● **What is required**
Pull out each line of the records holding the string "SLon".

───── Provided data

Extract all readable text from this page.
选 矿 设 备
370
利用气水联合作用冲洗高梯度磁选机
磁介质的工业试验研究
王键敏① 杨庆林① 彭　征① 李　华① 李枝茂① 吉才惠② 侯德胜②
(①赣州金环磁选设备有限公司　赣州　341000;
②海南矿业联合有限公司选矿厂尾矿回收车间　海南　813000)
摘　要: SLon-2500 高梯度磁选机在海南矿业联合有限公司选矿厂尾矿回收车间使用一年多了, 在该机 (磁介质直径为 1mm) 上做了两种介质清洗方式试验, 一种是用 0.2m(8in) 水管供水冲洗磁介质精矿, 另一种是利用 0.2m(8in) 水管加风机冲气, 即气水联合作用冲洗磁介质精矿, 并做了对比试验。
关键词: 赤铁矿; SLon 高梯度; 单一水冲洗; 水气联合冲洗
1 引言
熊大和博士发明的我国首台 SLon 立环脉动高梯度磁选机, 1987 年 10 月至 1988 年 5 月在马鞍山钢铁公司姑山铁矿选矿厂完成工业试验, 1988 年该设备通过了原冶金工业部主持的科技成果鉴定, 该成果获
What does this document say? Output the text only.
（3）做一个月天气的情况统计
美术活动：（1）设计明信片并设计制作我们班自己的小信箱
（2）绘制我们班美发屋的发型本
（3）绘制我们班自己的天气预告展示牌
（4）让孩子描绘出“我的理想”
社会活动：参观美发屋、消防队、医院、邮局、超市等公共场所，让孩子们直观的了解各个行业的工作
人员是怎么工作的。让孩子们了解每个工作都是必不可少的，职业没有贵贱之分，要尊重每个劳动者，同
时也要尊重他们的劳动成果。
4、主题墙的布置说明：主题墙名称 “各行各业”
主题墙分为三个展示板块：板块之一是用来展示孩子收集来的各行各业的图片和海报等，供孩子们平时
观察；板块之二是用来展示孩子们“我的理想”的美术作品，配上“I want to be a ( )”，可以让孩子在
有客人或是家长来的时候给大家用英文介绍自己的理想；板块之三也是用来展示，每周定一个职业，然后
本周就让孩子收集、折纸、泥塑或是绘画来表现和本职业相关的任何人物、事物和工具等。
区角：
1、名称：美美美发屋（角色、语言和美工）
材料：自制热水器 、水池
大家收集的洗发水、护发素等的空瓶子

──────────

● **Written solution**
摘　要: SLon-2500 高梯度磁选机在海南矿业联合有限公司选矿厂尾矿回收车间使用一年多了, 在该机 (磁介质直径为 1mm) 上做了两种介质清洗方式试验, 一种是用 0.2m(8in) 水管供水冲洗磁介质精矿, 另一种是利用 0.2m(8in) 水管加风机冲气, 即气水联合作用冲洗磁介质精矿, 并做了对比试验。
关键词: 赤铁矿; SLon 高梯度; 单一水冲洗; 水气联合冲洗
熊大和博士发明的我国首台 SLon 立环脉动高梯度磁选机, 1987 年 10 月至 1988 年 5 月在马鞍山钢铁公司姑山铁矿选矿厂完成工业试验, 1988 年该设备通过了原冶金工业部主持的科技成果鉴定, 该成果获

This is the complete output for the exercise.